• What is expected: Reproduce every line of the records below without changing anything.

(Element location data)
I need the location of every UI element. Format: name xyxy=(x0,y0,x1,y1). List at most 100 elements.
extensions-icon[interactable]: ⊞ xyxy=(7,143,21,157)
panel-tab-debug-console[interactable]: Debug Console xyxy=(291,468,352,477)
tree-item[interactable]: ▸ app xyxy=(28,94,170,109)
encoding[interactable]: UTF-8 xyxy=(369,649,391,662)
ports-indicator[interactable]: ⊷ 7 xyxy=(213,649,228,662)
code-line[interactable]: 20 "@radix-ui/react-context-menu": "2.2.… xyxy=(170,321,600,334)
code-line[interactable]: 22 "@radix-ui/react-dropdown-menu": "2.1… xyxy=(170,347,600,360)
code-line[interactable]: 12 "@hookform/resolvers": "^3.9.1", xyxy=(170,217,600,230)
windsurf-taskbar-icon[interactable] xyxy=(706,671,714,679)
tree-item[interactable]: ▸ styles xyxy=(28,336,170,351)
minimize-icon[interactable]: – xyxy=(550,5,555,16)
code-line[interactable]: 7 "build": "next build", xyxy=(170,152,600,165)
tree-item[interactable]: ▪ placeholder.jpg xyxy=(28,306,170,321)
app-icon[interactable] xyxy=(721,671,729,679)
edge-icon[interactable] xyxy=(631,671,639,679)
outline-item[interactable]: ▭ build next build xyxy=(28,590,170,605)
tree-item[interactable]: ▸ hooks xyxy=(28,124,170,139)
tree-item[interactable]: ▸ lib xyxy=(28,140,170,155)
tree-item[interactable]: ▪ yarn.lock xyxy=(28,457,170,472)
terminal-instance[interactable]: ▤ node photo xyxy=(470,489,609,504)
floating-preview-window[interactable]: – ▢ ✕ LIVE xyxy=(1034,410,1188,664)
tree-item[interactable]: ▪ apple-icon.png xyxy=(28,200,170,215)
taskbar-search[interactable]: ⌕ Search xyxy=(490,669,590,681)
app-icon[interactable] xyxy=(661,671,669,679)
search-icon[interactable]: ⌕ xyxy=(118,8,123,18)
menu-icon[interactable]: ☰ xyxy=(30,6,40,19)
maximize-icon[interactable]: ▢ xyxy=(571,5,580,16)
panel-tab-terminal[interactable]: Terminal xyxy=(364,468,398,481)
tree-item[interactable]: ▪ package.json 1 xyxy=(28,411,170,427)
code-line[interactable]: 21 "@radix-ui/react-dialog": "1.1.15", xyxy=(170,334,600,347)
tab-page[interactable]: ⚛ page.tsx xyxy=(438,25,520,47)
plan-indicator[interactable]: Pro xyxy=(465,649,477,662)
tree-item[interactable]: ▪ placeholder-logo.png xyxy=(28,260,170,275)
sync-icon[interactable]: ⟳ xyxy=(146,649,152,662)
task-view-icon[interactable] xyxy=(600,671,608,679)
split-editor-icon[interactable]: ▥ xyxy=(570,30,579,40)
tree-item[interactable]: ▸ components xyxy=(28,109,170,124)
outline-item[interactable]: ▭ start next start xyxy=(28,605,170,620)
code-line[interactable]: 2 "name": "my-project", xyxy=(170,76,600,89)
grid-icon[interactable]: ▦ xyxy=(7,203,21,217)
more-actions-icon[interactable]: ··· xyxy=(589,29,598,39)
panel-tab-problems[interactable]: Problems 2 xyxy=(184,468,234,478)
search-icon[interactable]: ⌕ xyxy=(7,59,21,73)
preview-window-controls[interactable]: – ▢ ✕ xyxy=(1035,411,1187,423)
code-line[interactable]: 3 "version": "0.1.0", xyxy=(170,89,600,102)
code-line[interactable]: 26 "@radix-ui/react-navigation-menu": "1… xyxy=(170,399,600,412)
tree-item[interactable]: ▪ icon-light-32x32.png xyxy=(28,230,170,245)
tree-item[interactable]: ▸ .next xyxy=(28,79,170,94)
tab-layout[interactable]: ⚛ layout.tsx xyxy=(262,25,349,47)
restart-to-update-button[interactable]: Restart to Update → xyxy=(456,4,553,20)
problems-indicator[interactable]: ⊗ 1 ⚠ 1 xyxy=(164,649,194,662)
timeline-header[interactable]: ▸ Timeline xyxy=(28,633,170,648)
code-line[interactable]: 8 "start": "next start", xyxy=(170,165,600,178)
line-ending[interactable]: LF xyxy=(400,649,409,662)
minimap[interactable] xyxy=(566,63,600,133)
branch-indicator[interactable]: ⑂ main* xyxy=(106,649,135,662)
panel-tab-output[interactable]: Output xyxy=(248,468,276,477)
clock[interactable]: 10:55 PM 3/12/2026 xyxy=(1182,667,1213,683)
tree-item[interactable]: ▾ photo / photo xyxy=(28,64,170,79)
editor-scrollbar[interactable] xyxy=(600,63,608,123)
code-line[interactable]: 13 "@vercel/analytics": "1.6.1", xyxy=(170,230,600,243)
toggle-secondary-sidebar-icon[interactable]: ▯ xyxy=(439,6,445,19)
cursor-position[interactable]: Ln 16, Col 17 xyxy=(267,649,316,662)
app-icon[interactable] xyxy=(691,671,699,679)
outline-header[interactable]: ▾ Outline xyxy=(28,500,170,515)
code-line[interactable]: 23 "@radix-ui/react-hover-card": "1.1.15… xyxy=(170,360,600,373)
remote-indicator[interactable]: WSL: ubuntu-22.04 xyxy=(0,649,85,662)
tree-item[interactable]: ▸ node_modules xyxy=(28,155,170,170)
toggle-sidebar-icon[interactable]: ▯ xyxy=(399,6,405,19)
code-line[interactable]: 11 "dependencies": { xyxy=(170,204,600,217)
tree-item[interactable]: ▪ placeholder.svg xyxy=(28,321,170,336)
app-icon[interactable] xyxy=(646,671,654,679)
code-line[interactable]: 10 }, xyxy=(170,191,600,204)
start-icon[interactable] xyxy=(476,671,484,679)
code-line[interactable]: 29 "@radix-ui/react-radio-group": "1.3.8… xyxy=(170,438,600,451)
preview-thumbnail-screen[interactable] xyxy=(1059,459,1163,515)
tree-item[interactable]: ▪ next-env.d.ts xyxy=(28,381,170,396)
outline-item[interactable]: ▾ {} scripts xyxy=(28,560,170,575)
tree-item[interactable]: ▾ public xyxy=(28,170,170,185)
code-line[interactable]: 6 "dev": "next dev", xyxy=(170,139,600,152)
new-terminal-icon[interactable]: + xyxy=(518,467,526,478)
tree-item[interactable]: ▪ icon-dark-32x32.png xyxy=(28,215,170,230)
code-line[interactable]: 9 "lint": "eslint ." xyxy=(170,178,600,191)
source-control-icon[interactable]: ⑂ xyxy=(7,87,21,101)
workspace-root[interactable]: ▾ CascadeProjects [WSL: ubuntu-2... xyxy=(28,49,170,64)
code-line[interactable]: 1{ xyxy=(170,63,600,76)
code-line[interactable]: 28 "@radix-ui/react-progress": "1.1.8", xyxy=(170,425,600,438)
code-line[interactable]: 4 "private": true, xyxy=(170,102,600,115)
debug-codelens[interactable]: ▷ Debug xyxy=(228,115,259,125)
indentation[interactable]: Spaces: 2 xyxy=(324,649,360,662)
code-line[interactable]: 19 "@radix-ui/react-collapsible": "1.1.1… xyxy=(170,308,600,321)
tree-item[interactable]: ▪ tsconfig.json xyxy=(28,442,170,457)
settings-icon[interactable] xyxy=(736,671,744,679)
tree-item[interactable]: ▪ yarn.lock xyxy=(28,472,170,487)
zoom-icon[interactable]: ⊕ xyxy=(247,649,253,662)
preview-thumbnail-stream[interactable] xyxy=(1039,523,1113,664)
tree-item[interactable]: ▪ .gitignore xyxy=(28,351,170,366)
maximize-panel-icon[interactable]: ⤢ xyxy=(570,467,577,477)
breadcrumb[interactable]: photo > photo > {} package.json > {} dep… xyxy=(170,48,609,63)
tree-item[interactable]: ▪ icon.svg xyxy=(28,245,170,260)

• Problem solution:
I need the location of every UI element. Format: name xyxy=(x0,y0,x1,y1). List at most 100 elements.
extensions-icon[interactable]: ⊞ xyxy=(7,143,21,157)
panel-tab-debug-console[interactable]: Debug Console xyxy=(291,468,352,477)
tree-item[interactable]: ▸ app xyxy=(28,94,170,109)
encoding[interactable]: UTF-8 xyxy=(369,649,391,662)
ports-indicator[interactable]: ⊷ 7 xyxy=(213,649,228,662)
code-line[interactable]: 20 "@radix-ui/react-context-menu": "2.2.… xyxy=(170,321,600,334)
code-line[interactable]: 22 "@radix-ui/react-dropdown-menu": "2.1… xyxy=(170,347,600,360)
code-line[interactable]: 12 "@hookform/resolvers": "^3.9.1", xyxy=(170,217,600,230)
windsurf-taskbar-icon[interactable] xyxy=(706,671,714,679)
tree-item[interactable]: ▸ styles xyxy=(28,336,170,351)
minimize-icon[interactable]: – xyxy=(550,5,555,16)
code-line[interactable]: 7 "build": "next build", xyxy=(170,152,600,165)
tree-item[interactable]: ▪ placeholder.jpg xyxy=(28,306,170,321)
app-icon[interactable] xyxy=(721,671,729,679)
edge-icon[interactable] xyxy=(631,671,639,679)
outline-item[interactable]: ▭ build next build xyxy=(28,590,170,605)
tree-item[interactable]: ▸ hooks xyxy=(28,124,170,139)
tree-item[interactable]: ▸ lib xyxy=(28,140,170,155)
tree-item[interactable]: ▪ yarn.lock xyxy=(28,457,170,472)
terminal-instance[interactable]: ▤ node photo xyxy=(470,489,609,504)
floating-preview-window[interactable]: – ▢ ✕ LIVE xyxy=(1034,410,1188,664)
tree-item[interactable]: ▪ apple-icon.png xyxy=(28,200,170,215)
taskbar-search[interactable]: ⌕ Search xyxy=(490,669,590,681)
app-icon[interactable] xyxy=(661,671,669,679)
search-icon[interactable]: ⌕ xyxy=(118,8,123,18)
menu-icon[interactable]: ☰ xyxy=(30,6,40,19)
maximize-icon[interactable]: ▢ xyxy=(571,5,580,16)
panel-tab-terminal[interactable]: Terminal xyxy=(364,468,398,481)
tree-item[interactable]: ▪ package.json 1 xyxy=(28,411,170,427)
code-line[interactable]: 21 "@radix-ui/react-dialog": "1.1.15", xyxy=(170,334,600,347)
tab-page[interactable]: ⚛ page.tsx xyxy=(438,25,520,47)
plan-indicator[interactable]: Pro xyxy=(465,649,477,662)
tree-item[interactable]: ▪ placeholder-logo.png xyxy=(28,260,170,275)
sync-icon[interactable]: ⟳ xyxy=(146,649,152,662)
task-view-icon[interactable] xyxy=(600,671,608,679)
split-editor-icon[interactable]: ▥ xyxy=(570,30,579,40)
tree-item[interactable]: ▸ components xyxy=(28,109,170,124)
outline-item[interactable]: ▭ start next start xyxy=(28,605,170,620)
code-line[interactable]: 2 "name": "my-project", xyxy=(170,76,600,89)
grid-icon[interactable]: ▦ xyxy=(7,203,21,217)
more-actions-icon[interactable]: ··· xyxy=(589,29,598,39)
panel-tab-problems[interactable]: Problems 2 xyxy=(184,468,234,478)
search-icon[interactable]: ⌕ xyxy=(7,59,21,73)
preview-window-controls[interactable]: – ▢ ✕ xyxy=(1035,411,1187,423)
code-line[interactable]: 3 "version": "0.1.0", xyxy=(170,89,600,102)
code-line[interactable]: 26 "@radix-ui/react-navigation-menu": "1… xyxy=(170,399,600,412)
tree-item[interactable]: ▪ icon-light-32x32.png xyxy=(28,230,170,245)
tree-item[interactable]: ▸ .next xyxy=(28,79,170,94)
tab-layout[interactable]: ⚛ layout.tsx xyxy=(262,25,349,47)
restart-to-update-button[interactable]: Restart to Update → xyxy=(456,4,553,20)
problems-indicator[interactable]: ⊗ 1 ⚠ 1 xyxy=(164,649,194,662)
timeline-header[interactable]: ▸ Timeline xyxy=(28,633,170,648)
code-line[interactable]: 8 "start": "next start", xyxy=(170,165,600,178)
line-ending[interactable]: LF xyxy=(400,649,409,662)
minimap[interactable] xyxy=(566,63,600,133)
branch-indicator[interactable]: ⑂ main* xyxy=(106,649,135,662)
panel-tab-output[interactable]: Output xyxy=(248,468,276,477)
clock[interactable]: 10:55 PM 3/12/2026 xyxy=(1182,667,1213,683)
tree-item[interactable]: ▾ photo / photo xyxy=(28,64,170,79)
editor-scrollbar[interactable] xyxy=(600,63,608,123)
code-line[interactable]: 13 "@vercel/analytics": "1.6.1", xyxy=(170,230,600,243)
toggle-secondary-sidebar-icon[interactable]: ▯ xyxy=(439,6,445,19)
cursor-position[interactable]: Ln 16, Col 17 xyxy=(267,649,316,662)
app-icon[interactable] xyxy=(691,671,699,679)
outline-header[interactable]: ▾ Outline xyxy=(28,500,170,515)
code-line[interactable]: 23 "@radix-ui/react-hover-card": "1.1.15… xyxy=(170,360,600,373)
remote-indicator[interactable]: WSL: ubuntu-22.04 xyxy=(0,649,85,662)
tree-item[interactable]: ▸ node_modules xyxy=(28,155,170,170)
toggle-sidebar-icon[interactable]: ▯ xyxy=(399,6,405,19)
code-line[interactable]: 11 "dependencies": { xyxy=(170,204,600,217)
tree-item[interactable]: ▪ placeholder.svg xyxy=(28,321,170,336)
app-icon[interactable] xyxy=(646,671,654,679)
code-line[interactable]: 10 }, xyxy=(170,191,600,204)
start-icon[interactable] xyxy=(476,671,484,679)
code-line[interactable]: 29 "@radix-ui/react-radio-group": "1.3.8… xyxy=(170,438,600,451)
preview-thumbnail-screen[interactable] xyxy=(1059,459,1163,515)
tree-item[interactable]: ▪ next-env.d.ts xyxy=(28,381,170,396)
outline-item[interactable]: ▾ {} scripts xyxy=(28,560,170,575)
tree-item[interactable]: ▾ public xyxy=(28,170,170,185)
code-line[interactable]: 6 "dev": "next dev", xyxy=(170,139,600,152)
new-terminal-icon[interactable]: + xyxy=(518,467,526,478)
tree-item[interactable]: ▪ icon-dark-32x32.png xyxy=(28,215,170,230)
code-line[interactable]: 9 "lint": "eslint ." xyxy=(170,178,600,191)
source-control-icon[interactable]: ⑂ xyxy=(7,87,21,101)
workspace-root[interactable]: ▾ CascadeProjects [WSL: ubuntu-2... xyxy=(28,49,170,64)
code-line[interactable]: 1{ xyxy=(170,63,600,76)
code-line[interactable]: 28 "@radix-ui/react-progress": "1.1.8", xyxy=(170,425,600,438)
code-line[interactable]: 4 "private": true, xyxy=(170,102,600,115)
debug-codelens[interactable]: ▷ Debug xyxy=(228,115,259,125)
indentation[interactable]: Spaces: 2 xyxy=(324,649,360,662)
code-line[interactable]: 19 "@radix-ui/react-collapsible": "1.1.1… xyxy=(170,308,600,321)
tree-item[interactable]: ▪ tsconfig.json xyxy=(28,442,170,457)
settings-icon[interactable] xyxy=(736,671,744,679)
tree-item[interactable]: ▪ yarn.lock xyxy=(28,472,170,487)
zoom-icon[interactable]: ⊕ xyxy=(247,649,253,662)
preview-thumbnail-stream[interactable] xyxy=(1039,523,1113,664)
tree-item[interactable]: ▪ .gitignore xyxy=(28,351,170,366)
maximize-panel-icon[interactable]: ⤢ xyxy=(570,467,577,477)
breadcrumb[interactable]: photo > photo > {} package.json > {} dep… xyxy=(170,48,609,63)
tree-item[interactable]: ▪ icon.svg xyxy=(28,245,170,260)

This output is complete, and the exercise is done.